─── Supplied material

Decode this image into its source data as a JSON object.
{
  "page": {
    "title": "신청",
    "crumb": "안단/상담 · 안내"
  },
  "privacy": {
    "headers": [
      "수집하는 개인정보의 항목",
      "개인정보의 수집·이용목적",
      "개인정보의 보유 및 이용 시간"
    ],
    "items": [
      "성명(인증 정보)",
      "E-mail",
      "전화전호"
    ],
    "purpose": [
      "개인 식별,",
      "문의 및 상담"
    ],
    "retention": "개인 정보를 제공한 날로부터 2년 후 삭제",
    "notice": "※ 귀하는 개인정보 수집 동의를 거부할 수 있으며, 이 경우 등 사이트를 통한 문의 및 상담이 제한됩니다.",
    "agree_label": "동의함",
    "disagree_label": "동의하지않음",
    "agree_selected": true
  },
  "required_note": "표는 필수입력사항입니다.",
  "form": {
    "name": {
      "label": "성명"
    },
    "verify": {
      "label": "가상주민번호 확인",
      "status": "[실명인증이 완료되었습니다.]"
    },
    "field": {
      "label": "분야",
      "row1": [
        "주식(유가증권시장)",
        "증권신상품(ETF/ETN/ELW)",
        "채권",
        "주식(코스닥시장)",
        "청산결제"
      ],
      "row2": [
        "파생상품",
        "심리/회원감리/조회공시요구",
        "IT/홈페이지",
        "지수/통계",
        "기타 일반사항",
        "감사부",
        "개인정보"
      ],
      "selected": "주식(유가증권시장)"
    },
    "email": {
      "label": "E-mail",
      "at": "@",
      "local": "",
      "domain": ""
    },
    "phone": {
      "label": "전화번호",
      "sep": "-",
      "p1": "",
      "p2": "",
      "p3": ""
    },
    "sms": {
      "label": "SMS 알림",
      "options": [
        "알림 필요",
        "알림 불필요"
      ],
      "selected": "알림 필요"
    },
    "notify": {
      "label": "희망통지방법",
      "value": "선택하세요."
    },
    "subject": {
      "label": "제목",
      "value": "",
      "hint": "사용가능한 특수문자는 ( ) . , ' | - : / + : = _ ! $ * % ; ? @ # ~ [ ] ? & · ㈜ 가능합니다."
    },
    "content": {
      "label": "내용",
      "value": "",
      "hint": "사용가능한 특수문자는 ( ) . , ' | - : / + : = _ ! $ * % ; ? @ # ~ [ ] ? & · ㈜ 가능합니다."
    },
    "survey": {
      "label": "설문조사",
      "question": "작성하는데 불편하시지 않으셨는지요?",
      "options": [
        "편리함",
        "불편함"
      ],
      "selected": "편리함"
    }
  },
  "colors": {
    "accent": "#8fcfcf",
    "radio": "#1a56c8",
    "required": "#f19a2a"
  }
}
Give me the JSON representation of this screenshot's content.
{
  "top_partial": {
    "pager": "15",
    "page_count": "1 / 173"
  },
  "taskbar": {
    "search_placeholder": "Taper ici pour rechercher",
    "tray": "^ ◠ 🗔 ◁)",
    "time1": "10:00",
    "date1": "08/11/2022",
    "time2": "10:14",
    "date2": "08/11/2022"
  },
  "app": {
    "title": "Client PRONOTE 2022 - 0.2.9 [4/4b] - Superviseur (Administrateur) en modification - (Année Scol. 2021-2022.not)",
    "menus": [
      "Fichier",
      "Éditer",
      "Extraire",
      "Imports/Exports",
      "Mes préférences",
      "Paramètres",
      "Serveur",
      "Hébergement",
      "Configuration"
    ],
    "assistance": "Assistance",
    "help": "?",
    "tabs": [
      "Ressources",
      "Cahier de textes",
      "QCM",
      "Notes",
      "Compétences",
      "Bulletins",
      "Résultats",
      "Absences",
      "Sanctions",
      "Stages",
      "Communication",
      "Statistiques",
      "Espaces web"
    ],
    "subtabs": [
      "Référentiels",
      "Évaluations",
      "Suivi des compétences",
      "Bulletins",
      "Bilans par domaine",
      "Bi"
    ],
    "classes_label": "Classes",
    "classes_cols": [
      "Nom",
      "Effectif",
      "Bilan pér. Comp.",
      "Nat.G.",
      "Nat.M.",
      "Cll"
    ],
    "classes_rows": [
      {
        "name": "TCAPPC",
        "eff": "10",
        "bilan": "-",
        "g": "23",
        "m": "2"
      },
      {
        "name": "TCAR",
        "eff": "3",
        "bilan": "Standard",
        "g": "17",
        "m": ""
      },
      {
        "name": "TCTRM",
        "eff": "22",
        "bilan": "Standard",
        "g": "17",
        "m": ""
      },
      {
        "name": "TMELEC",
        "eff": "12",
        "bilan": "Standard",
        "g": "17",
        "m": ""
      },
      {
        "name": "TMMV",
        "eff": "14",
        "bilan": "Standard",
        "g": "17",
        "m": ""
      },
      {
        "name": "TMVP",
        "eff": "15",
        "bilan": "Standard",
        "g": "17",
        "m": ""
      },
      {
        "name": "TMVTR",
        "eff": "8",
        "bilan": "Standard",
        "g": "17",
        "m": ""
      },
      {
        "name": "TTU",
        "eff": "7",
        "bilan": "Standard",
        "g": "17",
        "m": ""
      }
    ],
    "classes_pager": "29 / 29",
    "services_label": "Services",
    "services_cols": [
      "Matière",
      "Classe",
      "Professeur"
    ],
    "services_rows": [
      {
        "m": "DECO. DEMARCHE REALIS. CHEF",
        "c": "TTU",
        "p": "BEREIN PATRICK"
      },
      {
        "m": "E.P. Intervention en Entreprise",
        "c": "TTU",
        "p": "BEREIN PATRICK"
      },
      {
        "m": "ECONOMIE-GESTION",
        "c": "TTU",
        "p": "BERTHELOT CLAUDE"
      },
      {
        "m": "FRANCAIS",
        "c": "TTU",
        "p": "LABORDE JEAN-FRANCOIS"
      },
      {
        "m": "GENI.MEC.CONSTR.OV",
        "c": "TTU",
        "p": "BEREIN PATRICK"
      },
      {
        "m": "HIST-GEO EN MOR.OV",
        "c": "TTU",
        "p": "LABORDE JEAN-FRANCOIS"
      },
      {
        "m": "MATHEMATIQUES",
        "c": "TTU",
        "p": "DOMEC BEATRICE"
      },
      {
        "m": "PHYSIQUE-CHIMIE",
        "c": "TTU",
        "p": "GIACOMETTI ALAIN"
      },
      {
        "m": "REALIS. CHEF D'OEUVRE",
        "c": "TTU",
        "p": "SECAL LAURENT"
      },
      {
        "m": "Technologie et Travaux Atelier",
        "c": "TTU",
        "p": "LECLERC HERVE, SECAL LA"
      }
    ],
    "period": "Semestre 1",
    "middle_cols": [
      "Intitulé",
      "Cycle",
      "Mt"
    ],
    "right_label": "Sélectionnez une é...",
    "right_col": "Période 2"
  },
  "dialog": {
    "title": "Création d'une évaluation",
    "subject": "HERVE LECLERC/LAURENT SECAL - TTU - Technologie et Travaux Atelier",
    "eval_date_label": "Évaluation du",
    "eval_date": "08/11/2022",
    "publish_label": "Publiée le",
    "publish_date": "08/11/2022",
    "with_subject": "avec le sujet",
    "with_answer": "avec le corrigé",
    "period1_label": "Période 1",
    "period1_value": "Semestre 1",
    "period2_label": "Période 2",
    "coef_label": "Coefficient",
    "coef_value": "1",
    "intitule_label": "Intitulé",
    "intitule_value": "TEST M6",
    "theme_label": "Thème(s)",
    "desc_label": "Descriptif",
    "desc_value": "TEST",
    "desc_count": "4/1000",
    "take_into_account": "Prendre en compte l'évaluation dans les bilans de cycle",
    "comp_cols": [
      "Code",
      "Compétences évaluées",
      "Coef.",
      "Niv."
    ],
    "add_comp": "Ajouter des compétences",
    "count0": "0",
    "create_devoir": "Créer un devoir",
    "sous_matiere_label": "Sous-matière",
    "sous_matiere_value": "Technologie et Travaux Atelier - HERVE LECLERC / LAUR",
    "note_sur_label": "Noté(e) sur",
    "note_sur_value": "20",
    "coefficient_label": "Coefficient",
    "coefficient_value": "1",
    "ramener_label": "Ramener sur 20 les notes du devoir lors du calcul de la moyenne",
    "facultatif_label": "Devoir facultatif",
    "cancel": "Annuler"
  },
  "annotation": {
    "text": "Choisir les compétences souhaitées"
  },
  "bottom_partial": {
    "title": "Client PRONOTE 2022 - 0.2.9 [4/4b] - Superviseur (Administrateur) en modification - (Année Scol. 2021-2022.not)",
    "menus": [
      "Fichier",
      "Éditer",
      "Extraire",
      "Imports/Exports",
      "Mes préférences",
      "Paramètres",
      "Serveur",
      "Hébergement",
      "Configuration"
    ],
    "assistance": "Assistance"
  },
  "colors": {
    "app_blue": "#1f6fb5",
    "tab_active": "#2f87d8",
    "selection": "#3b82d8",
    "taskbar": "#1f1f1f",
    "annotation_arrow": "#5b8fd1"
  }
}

──────

-- Stated task --
State only the count of lines above that hold the string "개인정보의".

-- Worked solution --
3